-- Start of Supplied material --
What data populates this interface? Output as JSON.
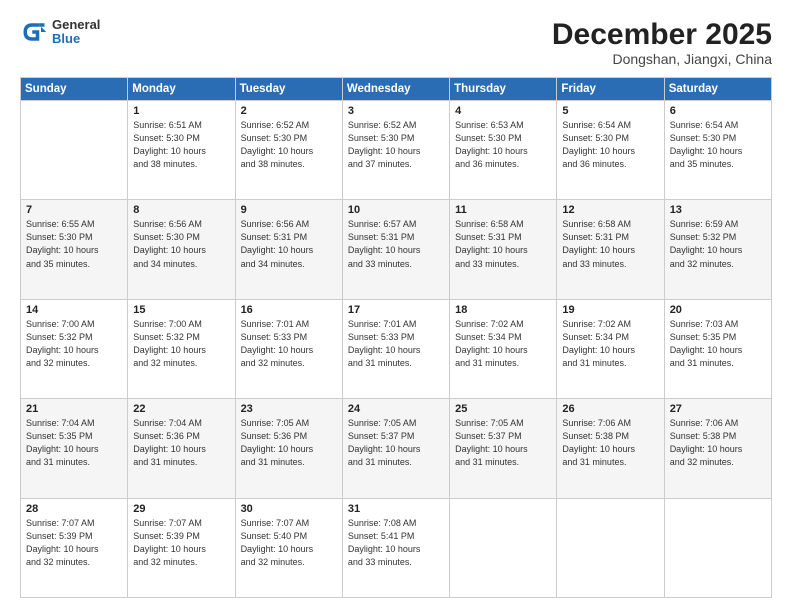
{
  "header": {
    "logo": {
      "general": "General",
      "blue": "Blue"
    },
    "title": "December 2025",
    "location": "Dongshan, Jiangxi, China"
  },
  "calendar": {
    "days_of_week": [
      "Sunday",
      "Monday",
      "Tuesday",
      "Wednesday",
      "Thursday",
      "Friday",
      "Saturday"
    ],
    "weeks": [
      [
        {
          "day": "",
          "info": ""
        },
        {
          "day": "1",
          "info": "Sunrise: 6:51 AM\nSunset: 5:30 PM\nDaylight: 10 hours\nand 38 minutes."
        },
        {
          "day": "2",
          "info": "Sunrise: 6:52 AM\nSunset: 5:30 PM\nDaylight: 10 hours\nand 38 minutes."
        },
        {
          "day": "3",
          "info": "Sunrise: 6:52 AM\nSunset: 5:30 PM\nDaylight: 10 hours\nand 37 minutes."
        },
        {
          "day": "4",
          "info": "Sunrise: 6:53 AM\nSunset: 5:30 PM\nDaylight: 10 hours\nand 36 minutes."
        },
        {
          "day": "5",
          "info": "Sunrise: 6:54 AM\nSunset: 5:30 PM\nDaylight: 10 hours\nand 36 minutes."
        },
        {
          "day": "6",
          "info": "Sunrise: 6:54 AM\nSunset: 5:30 PM\nDaylight: 10 hours\nand 35 minutes."
        }
      ],
      [
        {
          "day": "7",
          "info": "Sunrise: 6:55 AM\nSunset: 5:30 PM\nDaylight: 10 hours\nand 35 minutes."
        },
        {
          "day": "8",
          "info": "Sunrise: 6:56 AM\nSunset: 5:30 PM\nDaylight: 10 hours\nand 34 minutes."
        },
        {
          "day": "9",
          "info": "Sunrise: 6:56 AM\nSunset: 5:31 PM\nDaylight: 10 hours\nand 34 minutes."
        },
        {
          "day": "10",
          "info": "Sunrise: 6:57 AM\nSunset: 5:31 PM\nDaylight: 10 hours\nand 33 minutes."
        },
        {
          "day": "11",
          "info": "Sunrise: 6:58 AM\nSunset: 5:31 PM\nDaylight: 10 hours\nand 33 minutes."
        },
        {
          "day": "12",
          "info": "Sunrise: 6:58 AM\nSunset: 5:31 PM\nDaylight: 10 hours\nand 33 minutes."
        },
        {
          "day": "13",
          "info": "Sunrise: 6:59 AM\nSunset: 5:32 PM\nDaylight: 10 hours\nand 32 minutes."
        }
      ],
      [
        {
          "day": "14",
          "info": "Sunrise: 7:00 AM\nSunset: 5:32 PM\nDaylight: 10 hours\nand 32 minutes."
        },
        {
          "day": "15",
          "info": "Sunrise: 7:00 AM\nSunset: 5:32 PM\nDaylight: 10 hours\nand 32 minutes."
        },
        {
          "day": "16",
          "info": "Sunrise: 7:01 AM\nSunset: 5:33 PM\nDaylight: 10 hours\nand 32 minutes."
        },
        {
          "day": "17",
          "info": "Sunrise: 7:01 AM\nSunset: 5:33 PM\nDaylight: 10 hours\nand 31 minutes."
        },
        {
          "day": "18",
          "info": "Sunrise: 7:02 AM\nSunset: 5:34 PM\nDaylight: 10 hours\nand 31 minutes."
        },
        {
          "day": "19",
          "info": "Sunrise: 7:02 AM\nSunset: 5:34 PM\nDaylight: 10 hours\nand 31 minutes."
        },
        {
          "day": "20",
          "info": "Sunrise: 7:03 AM\nSunset: 5:35 PM\nDaylight: 10 hours\nand 31 minutes."
        }
      ],
      [
        {
          "day": "21",
          "info": "Sunrise: 7:04 AM\nSunset: 5:35 PM\nDaylight: 10 hours\nand 31 minutes."
        },
        {
          "day": "22",
          "info": "Sunrise: 7:04 AM\nSunset: 5:36 PM\nDaylight: 10 hours\nand 31 minutes."
        },
        {
          "day": "23",
          "info": "Sunrise: 7:05 AM\nSunset: 5:36 PM\nDaylight: 10 hours\nand 31 minutes."
        },
        {
          "day": "24",
          "info": "Sunrise: 7:05 AM\nSunset: 5:37 PM\nDaylight: 10 hours\nand 31 minutes."
        },
        {
          "day": "25",
          "info": "Sunrise: 7:05 AM\nSunset: 5:37 PM\nDaylight: 10 hours\nand 31 minutes."
        },
        {
          "day": "26",
          "info": "Sunrise: 7:06 AM\nSunset: 5:38 PM\nDaylight: 10 hours\nand 31 minutes."
        },
        {
          "day": "27",
          "info": "Sunrise: 7:06 AM\nSunset: 5:38 PM\nDaylight: 10 hours\nand 32 minutes."
        }
      ],
      [
        {
          "day": "28",
          "info": "Sunrise: 7:07 AM\nSunset: 5:39 PM\nDaylight: 10 hours\nand 32 minutes."
        },
        {
          "day": "29",
          "info": "Sunrise: 7:07 AM\nSunset: 5:39 PM\nDaylight: 10 hours\nand 32 minutes."
        },
        {
          "day": "30",
          "info": "Sunrise: 7:07 AM\nSunset: 5:40 PM\nDaylight: 10 hours\nand 32 minutes."
        },
        {
          "day": "31",
          "info": "Sunrise: 7:08 AM\nSunset: 5:41 PM\nDaylight: 10 hours\nand 33 minutes."
        },
        {
          "day": "",
          "info": ""
        },
        {
          "day": "",
          "info": ""
        },
        {
          "day": "",
          "info": ""
        }
      ]
    ]
  }
}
-- End of Supplied material --
■ **Written task**:
Every line above should be returned exactly; the pictures stay out.

■ **Answer to the exercise**:
What data populates this interface? Output as JSON.
{
  "header": {
    "logo": {
      "general": "General",
      "blue": "Blue"
    },
    "title": "December 2025",
    "location": "Dongshan, Jiangxi, China"
  },
  "calendar": {
    "days_of_week": [
      "Sunday",
      "Monday",
      "Tuesday",
      "Wednesday",
      "Thursday",
      "Friday",
      "Saturday"
    ],
    "weeks": [
      [
        {
          "day": "",
          "info": ""
        },
        {
          "day": "1",
          "info": "Sunrise: 6:51 AM\nSunset: 5:30 PM\nDaylight: 10 hours\nand 38 minutes."
        },
        {
          "day": "2",
          "info": "Sunrise: 6:52 AM\nSunset: 5:30 PM\nDaylight: 10 hours\nand 38 minutes."
        },
        {
          "day": "3",
          "info": "Sunrise: 6:52 AM\nSunset: 5:30 PM\nDaylight: 10 hours\nand 37 minutes."
        },
        {
          "day": "4",
          "info": "Sunrise: 6:53 AM\nSunset: 5:30 PM\nDaylight: 10 hours\nand 36 minutes."
        },
        {
          "day": "5",
          "info": "Sunrise: 6:54 AM\nSunset: 5:30 PM\nDaylight: 10 hours\nand 36 minutes."
        },
        {
          "day": "6",
          "info": "Sunrise: 6:54 AM\nSunset: 5:30 PM\nDaylight: 10 hours\nand 35 minutes."
        }
      ],
      [
        {
          "day": "7",
          "info": "Sunrise: 6:55 AM\nSunset: 5:30 PM\nDaylight: 10 hours\nand 35 minutes."
        },
        {
          "day": "8",
          "info": "Sunrise: 6:56 AM\nSunset: 5:30 PM\nDaylight: 10 hours\nand 34 minutes."
        },
        {
          "day": "9",
          "info": "Sunrise: 6:56 AM\nSunset: 5:31 PM\nDaylight: 10 hours\nand 34 minutes."
        },
        {
          "day": "10",
          "info": "Sunrise: 6:57 AM\nSunset: 5:31 PM\nDaylight: 10 hours\nand 33 minutes."
        },
        {
          "day": "11",
          "info": "Sunrise: 6:58 AM\nSunset: 5:31 PM\nDaylight: 10 hours\nand 33 minutes."
        },
        {
          "day": "12",
          "info": "Sunrise: 6:58 AM\nSunset: 5:31 PM\nDaylight: 10 hours\nand 33 minutes."
        },
        {
          "day": "13",
          "info": "Sunrise: 6:59 AM\nSunset: 5:32 PM\nDaylight: 10 hours\nand 32 minutes."
        }
      ],
      [
        {
          "day": "14",
          "info": "Sunrise: 7:00 AM\nSunset: 5:32 PM\nDaylight: 10 hours\nand 32 minutes."
        },
        {
          "day": "15",
          "info": "Sunrise: 7:00 AM\nSunset: 5:32 PM\nDaylight: 10 hours\nand 32 minutes."
        },
        {
          "day": "16",
          "info": "Sunrise: 7:01 AM\nSunset: 5:33 PM\nDaylight: 10 hours\nand 32 minutes."
        },
        {
          "day": "17",
          "info": "Sunrise: 7:01 AM\nSunset: 5:33 PM\nDaylight: 10 hours\nand 31 minutes."
        },
        {
          "day": "18",
          "info": "Sunrise: 7:02 AM\nSunset: 5:34 PM\nDaylight: 10 hours\nand 31 minutes."
        },
        {
          "day": "19",
          "info": "Sunrise: 7:02 AM\nSunset: 5:34 PM\nDaylight: 10 hours\nand 31 minutes."
        },
        {
          "day": "20",
          "info": "Sunrise: 7:03 AM\nSunset: 5:35 PM\nDaylight: 10 hours\nand 31 minutes."
        }
      ],
      [
        {
          "day": "21",
          "info": "Sunrise: 7:04 AM\nSunset: 5:35 PM\nDaylight: 10 hours\nand 31 minutes."
        },
        {
          "day": "22",
          "info": "Sunrise: 7:04 AM\nSunset: 5:36 PM\nDaylight: 10 hours\nand 31 minutes."
        },
        {
          "day": "23",
          "info": "Sunrise: 7:05 AM\nSunset: 5:36 PM\nDaylight: 10 hours\nand 31 minutes."
        },
        {
          "day": "24",
          "info": "Sunrise: 7:05 AM\nSunset: 5:37 PM\nDaylight: 10 hours\nand 31 minutes."
        },
        {
          "day": "25",
          "info": "Sunrise: 7:05 AM\nSunset: 5:37 PM\nDaylight: 10 hours\nand 31 minutes."
        },
        {
          "day": "26",
          "info": "Sunrise: 7:06 AM\nSunset: 5:38 PM\nDaylight: 10 hours\nand 31 minutes."
        },
        {
          "day": "27",
          "info": "Sunrise: 7:06 AM\nSunset: 5:38 PM\nDaylight: 10 hours\nand 32 minutes."
        }
      ],
      [
        {
          "day": "28",
          "info": "Sunrise: 7:07 AM\nSunset: 5:39 PM\nDaylight: 10 hours\nand 32 minutes."
        },
        {
          "day": "29",
          "info": "Sunrise: 7:07 AM\nSunset: 5:39 PM\nDaylight: 10 hours\nand 32 minutes."
        },
        {
          "day": "30",
          "info": "Sunrise: 7:07 AM\nSunset: 5:40 PM\nDaylight: 10 hours\nand 32 minutes."
        },
        {
          "day": "31",
          "info": "Sunrise: 7:08 AM\nSunset: 5:41 PM\nDaylight: 10 hours\nand 33 minutes."
        },
        {
          "day": "",
          "info": ""
        },
        {
          "day": "",
          "info": ""
        },
        {
          "day": "",
          "info": ""
        }
      ]
    ]
  }
}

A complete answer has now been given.